Render every entry verbatim.

Collection entries
· · · · ·

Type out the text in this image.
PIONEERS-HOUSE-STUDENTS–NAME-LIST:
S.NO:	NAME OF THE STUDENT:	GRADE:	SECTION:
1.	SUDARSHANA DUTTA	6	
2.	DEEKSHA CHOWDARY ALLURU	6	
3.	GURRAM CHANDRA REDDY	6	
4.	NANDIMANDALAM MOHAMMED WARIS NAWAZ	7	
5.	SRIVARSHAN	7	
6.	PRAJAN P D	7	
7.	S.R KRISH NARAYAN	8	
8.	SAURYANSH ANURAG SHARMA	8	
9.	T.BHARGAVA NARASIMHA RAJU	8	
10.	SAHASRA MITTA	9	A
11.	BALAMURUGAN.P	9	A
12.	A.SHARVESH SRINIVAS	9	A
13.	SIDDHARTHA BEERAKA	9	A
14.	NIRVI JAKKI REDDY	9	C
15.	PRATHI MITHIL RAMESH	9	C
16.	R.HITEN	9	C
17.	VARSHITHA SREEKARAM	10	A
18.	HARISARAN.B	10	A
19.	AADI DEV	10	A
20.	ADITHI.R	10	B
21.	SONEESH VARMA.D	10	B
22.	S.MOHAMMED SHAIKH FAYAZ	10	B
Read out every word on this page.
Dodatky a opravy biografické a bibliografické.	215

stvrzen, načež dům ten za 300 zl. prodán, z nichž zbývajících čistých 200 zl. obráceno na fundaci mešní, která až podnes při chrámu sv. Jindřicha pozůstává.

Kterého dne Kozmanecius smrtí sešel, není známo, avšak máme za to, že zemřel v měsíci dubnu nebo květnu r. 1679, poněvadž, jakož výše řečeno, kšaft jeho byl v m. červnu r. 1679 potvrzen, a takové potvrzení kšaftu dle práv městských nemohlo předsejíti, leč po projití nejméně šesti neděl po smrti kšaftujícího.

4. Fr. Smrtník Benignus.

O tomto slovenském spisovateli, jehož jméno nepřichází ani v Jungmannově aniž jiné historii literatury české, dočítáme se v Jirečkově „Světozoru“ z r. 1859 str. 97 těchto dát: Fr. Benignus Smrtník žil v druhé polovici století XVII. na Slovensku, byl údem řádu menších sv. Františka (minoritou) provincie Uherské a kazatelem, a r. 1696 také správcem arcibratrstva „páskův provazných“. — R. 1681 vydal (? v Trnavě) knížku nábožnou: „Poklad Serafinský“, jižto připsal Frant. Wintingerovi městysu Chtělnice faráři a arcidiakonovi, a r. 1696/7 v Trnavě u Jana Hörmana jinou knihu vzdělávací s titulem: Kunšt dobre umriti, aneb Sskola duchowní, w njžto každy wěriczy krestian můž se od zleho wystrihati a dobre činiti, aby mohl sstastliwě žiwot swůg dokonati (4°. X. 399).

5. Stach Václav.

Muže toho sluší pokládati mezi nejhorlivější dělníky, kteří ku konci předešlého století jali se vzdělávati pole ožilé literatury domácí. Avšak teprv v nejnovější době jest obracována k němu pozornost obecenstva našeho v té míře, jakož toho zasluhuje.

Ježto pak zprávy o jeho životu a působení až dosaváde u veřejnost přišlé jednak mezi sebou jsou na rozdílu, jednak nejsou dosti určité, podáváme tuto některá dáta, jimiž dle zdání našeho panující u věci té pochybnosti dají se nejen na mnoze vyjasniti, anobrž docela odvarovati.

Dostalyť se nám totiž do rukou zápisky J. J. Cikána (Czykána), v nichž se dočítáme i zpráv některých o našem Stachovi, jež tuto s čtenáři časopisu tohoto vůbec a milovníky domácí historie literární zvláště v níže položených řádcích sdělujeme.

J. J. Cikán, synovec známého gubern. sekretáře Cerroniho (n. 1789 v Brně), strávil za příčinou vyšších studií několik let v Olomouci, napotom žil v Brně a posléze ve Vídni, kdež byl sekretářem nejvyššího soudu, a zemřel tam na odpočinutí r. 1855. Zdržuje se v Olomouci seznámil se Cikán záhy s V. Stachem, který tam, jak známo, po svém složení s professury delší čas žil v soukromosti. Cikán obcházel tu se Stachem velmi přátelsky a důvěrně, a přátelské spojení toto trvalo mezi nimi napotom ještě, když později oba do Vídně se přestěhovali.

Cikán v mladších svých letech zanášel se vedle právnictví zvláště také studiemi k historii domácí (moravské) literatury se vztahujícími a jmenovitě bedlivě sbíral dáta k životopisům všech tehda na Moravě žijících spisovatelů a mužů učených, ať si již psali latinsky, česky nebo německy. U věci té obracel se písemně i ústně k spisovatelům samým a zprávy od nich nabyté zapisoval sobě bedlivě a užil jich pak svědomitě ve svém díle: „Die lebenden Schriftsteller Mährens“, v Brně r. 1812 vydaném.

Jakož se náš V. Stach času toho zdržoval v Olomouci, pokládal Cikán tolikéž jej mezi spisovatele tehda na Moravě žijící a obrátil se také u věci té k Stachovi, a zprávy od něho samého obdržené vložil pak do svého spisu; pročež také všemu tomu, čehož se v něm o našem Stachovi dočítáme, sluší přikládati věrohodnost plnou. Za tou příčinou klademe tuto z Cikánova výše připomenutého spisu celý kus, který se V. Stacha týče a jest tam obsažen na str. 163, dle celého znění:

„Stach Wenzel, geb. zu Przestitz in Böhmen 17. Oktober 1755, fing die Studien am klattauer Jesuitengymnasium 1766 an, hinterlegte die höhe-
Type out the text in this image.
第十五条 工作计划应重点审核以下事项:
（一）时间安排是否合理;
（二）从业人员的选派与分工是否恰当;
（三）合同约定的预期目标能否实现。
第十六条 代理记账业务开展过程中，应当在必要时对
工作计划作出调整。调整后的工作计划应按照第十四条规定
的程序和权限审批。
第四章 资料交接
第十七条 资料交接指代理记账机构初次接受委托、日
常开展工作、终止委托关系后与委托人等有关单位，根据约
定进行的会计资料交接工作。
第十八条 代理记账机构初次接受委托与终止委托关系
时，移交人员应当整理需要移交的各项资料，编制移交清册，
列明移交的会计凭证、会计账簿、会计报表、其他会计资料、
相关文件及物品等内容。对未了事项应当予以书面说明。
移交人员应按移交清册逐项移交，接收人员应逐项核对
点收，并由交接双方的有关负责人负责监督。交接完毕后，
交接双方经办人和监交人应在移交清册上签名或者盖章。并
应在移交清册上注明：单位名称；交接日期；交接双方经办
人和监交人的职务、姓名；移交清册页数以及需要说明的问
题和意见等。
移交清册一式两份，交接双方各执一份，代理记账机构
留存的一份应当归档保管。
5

· · · · ·

Task result —
Type out the text in this image.
PIONEERS-HOUSE-STUDENTS–NAME-LIST:
S.NO:	NAME OF THE STUDENT:	GRADE:	SECTION:
1.	SUDARSHANA DUTTA	6	
2.	DEEKSHA CHOWDARY ALLURU	6	
3.	GURRAM CHANDRA REDDY	6	
4.	NANDIMANDALAM MOHAMMED WARIS NAWAZ	7	
5.	SRIVARSHAN	7	
6.	PRAJAN P D	7	
7.	S.R KRISH NARAYAN	8	
8.	SAURYANSH ANURAG SHARMA	8	
9.	T.BHARGAVA NARASIMHA RAJU	8	
10.	SAHASRA MITTA	9	A
11.	BALAMURUGAN.P	9	A
12.	A.SHARVESH SRINIVAS	9	A
13.	SIDDHARTHA BEERAKA	9	A
14.	NIRVI JAKKI REDDY	9	C
15.	PRATHI MITHIL RAMESH	9	C
16.	R.HITEN	9	C
17.	VARSHITHA SREEKARAM	10	A
18.	HARISARAN.B	10	A
19.	AADI DEV	10	A
20.	ADITHI.R	10	B
21.	SONEESH VARMA.D	10	B
22.	S.MOHAMMED SHAIKH FAYAZ	10	B
Read out every word on this page.
Dodatky a opravy biografické a bibliografické.	215

stvrzen, načež dům ten za 300 zl. prodán, z nichž zbývajících čistých 200 zl. obráceno na fundaci mešní, která až podnes při chrámu sv. Jindřicha pozůstává.

Kterého dne Kozmanecius smrtí sešel, není známo, avšak máme za to, že zemřel v měsíci dubnu nebo květnu r. 1679, poněvadž, jakož výše řečeno, kšaft jeho byl v m. červnu r. 1679 potvrzen, a takové potvrzení kšaftu dle práv městských nemohlo předsejíti, leč po projití nejméně šesti neděl po smrti kšaftujícího.

4. Fr. Smrtník Benignus.

O tomto slovenském spisovateli, jehož jméno nepřichází ani v Jungmannově aniž jiné historii literatury české, dočítáme se v Jirečkově „Světozoru“ z r. 1859 str. 97 těchto dát: Fr. Benignus Smrtník žil v druhé polovici století XVII. na Slovensku, byl údem řádu menších sv. Františka (minoritou) provincie Uherské a kazatelem, a r. 1696 také správcem arcibratrstva „páskův provazných“. — R. 1681 vydal (? v Trnavě) knížku nábožnou: „Poklad Serafinský“, jižto připsal Frant. Wintingerovi městysu Chtělnice faráři a arcidiakonovi, a r. 1696/7 v Trnavě u Jana Hörmana jinou knihu vzdělávací s titulem: Kunšt dobre umriti, aneb Sskola duchowní, w njžto každy wěriczy krestian můž se od zleho wystrihati a dobre činiti, aby mohl sstastliwě žiwot swůg dokonati (4°. X. 399).

5. Stach Václav.

Muže toho sluší pokládati mezi nejhorlivější dělníky, kteří ku konci předešlého století jali se vzdělávati pole ožilé literatury domácí. Avšak teprv v nejnovější době jest obracována k němu pozornost obecenstva našeho v té míře, jakož toho zasluhuje.

Ježto pak zprávy o jeho životu a působení až dosaváde u veřejnost přišlé jednak mezi sebou jsou na rozdílu, jednak nejsou dosti určité, podáváme tuto některá dáta, jimiž dle zdání našeho panující u věci té pochybnosti dají se nejen na mnoze vyjasniti, anobrž docela odvarovati.

Dostalyť se nám totiž do rukou zápisky J. J. Cikána (Czykána), v nichž se dočítáme i zpráv některých o našem Stachovi, jež tuto s čtenáři časopisu tohoto vůbec a milovníky domácí historie literární zvláště v níže položených řádcích sdělujeme.

J. J. Cikán, synovec známého gubern. sekretáře Cerroniho (n. 1789 v Brně), strávil za příčinou vyšších studií několik let v Olomouci, napotom žil v Brně a posléze ve Vídni, kdež byl sekretářem nejvyššího soudu, a zemřel tam na odpočinutí r. 1855. Zdržuje se v Olomouci seznámil se Cikán záhy s V. Stachem, který tam, jak známo, po svém složení s professury delší čas žil v soukromosti. Cikán obcházel tu se Stachem velmi přátelsky a důvěrně, a přátelské spojení toto trvalo mezi nimi napotom ještě, když později oba do Vídně se přestěhovali.

Cikán v mladších svých letech zanášel se vedle právnictví zvláště také studiemi k historii domácí (moravské) literatury se vztahujícími a jmenovitě bedlivě sbíral dáta k životopisům všech tehda na Moravě žijících spisovatelů a mužů učených, ať si již psali latinsky, česky nebo německy. U věci té obracel se písemně i ústně k spisovatelům samým a zprávy od nich nabyté zapisoval sobě bedlivě a užil jich pak svědomitě ve svém díle: „Die lebenden Schriftsteller Mährens“, v Brně r. 1812 vydaném.

Jakož se náš V. Stach času toho zdržoval v Olomouci, pokládal Cikán tolikéž jej mezi spisovatele tehda na Moravě žijící a obrátil se také u věci té k Stachovi, a zprávy od něho samého obdržené vložil pak do svého spisu; pročež také všemu tomu, čehož se v něm o našem Stachovi dočítáme, sluší přikládati věrohodnost plnou. Za tou příčinou klademe tuto z Cikánova výše připomenutého spisu celý kus, který se V. Stacha týče a jest tam obsažen na str. 163, dle celého znění:

„Stach Wenzel, geb. zu Przestitz in Böhmen 17. Oktober 1755, fing die Studien am klattauer Jesuitengymnasium 1766 an, hinterlegte die höhe-
Type out the text in this image.
第十五条 工作计划应重点审核以下事项:
（一）时间安排是否合理;
（二）从业人员的选派与分工是否恰当;
（三）合同约定的预期目标能否实现。
第十六条 代理记账业务开展过程中，应当在必要时对
工作计划作出调整。调整后的工作计划应按照第十四条规定
的程序和权限审批。
第四章 资料交接
第十七条 资料交接指代理记账机构初次接受委托、日
常开展工作、终止委托关系后与委托人等有关单位，根据约
定进行的会计资料交接工作。
第十八条 代理记账机构初次接受委托与终止委托关系
时，移交人员应当整理需要移交的各项资料，编制移交清册，
列明移交的会计凭证、会计账簿、会计报表、其他会计资料、
相关文件及物品等内容。对未了事项应当予以书面说明。
移交人员应按移交清册逐项移交，接收人员应逐项核对
点收，并由交接双方的有关负责人负责监督。交接完毕后，
交接双方经办人和监交人应在移交清册上签名或者盖章。并
应在移交清册上注明：单位名称；交接日期；交接双方经办
人和监交人的职务、姓名；移交清册页数以及需要说明的问
题和意见等。
移交清册一式两份，交接双方各执一份，代理记账机构
留存的一份应当归档保管。
5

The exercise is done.